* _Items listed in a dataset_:
-- begin --

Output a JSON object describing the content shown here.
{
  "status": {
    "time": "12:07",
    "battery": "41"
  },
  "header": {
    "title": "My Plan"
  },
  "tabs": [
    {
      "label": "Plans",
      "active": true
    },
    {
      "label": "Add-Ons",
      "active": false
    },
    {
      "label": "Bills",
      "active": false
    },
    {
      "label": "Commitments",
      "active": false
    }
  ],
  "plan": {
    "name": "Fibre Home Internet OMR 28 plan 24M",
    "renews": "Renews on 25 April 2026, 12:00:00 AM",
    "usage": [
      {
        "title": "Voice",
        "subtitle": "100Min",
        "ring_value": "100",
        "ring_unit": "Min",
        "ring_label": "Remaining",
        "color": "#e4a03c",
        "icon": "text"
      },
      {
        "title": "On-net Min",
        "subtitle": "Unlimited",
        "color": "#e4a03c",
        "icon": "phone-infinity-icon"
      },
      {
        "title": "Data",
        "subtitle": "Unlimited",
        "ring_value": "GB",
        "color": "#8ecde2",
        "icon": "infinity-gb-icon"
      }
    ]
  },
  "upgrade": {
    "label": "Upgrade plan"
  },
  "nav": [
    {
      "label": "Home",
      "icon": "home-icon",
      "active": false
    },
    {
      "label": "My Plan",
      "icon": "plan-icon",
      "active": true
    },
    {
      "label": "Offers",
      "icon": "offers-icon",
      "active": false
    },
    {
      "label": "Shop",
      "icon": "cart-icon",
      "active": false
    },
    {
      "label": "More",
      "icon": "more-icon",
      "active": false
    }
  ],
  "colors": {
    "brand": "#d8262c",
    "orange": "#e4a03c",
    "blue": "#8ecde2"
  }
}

-- end --

* _Task instructions_:
Write out every entry exactly as given.

* _Complete response_:
Output a JSON object describing the content shown here.
{
  "status": {
    "time": "12:07",
    "battery": "41"
  },
  "header": {
    "title": "My Plan"
  },
  "tabs": [
    {
      "label": "Plans",
      "active": true
    },
    {
      "label": "Add-Ons",
      "active": false
    },
    {
      "label": "Bills",
      "active": false
    },
    {
      "label": "Commitments",
      "active": false
    }
  ],
  "plan": {
    "name": "Fibre Home Internet OMR 28 plan 24M",
    "renews": "Renews on 25 April 2026, 12:00:00 AM",
    "usage": [
      {
        "title": "Voice",
        "subtitle": "100Min",
        "ring_value": "100",
        "ring_unit": "Min",
        "ring_label": "Remaining",
        "color": "#e4a03c",
        "icon": "text"
      },
      {
        "title": "On-net Min",
        "subtitle": "Unlimited",
        "color": "#e4a03c",
        "icon": "phone-infinity-icon"
      },
      {
        "title": "Data",
        "subtitle": "Unlimited",
        "ring_value": "GB",
        "color": "#8ecde2",
        "icon": "infinity-gb-icon"
      }
    ]
  },
  "upgrade": {
    "label": "Upgrade plan"
  },
  "nav": [
    {
      "label": "Home",
      "icon": "home-icon",
      "active": false
    },
    {
      "label": "My Plan",
      "icon": "plan-icon",
      "active": true
    },
    {
      "label": "Offers",
      "icon": "offers-icon",
      "active": false
    },
    {
      "label": "Shop",
      "icon": "cart-icon",
      "active": false
    },
    {
      "label": "More",
      "icon": "more-icon",
      "active": false
    }
  ],
  "colors": {
    "brand": "#d8262c",
    "orange": "#e4a03c",
    "blue": "#8ecde2"
  }
}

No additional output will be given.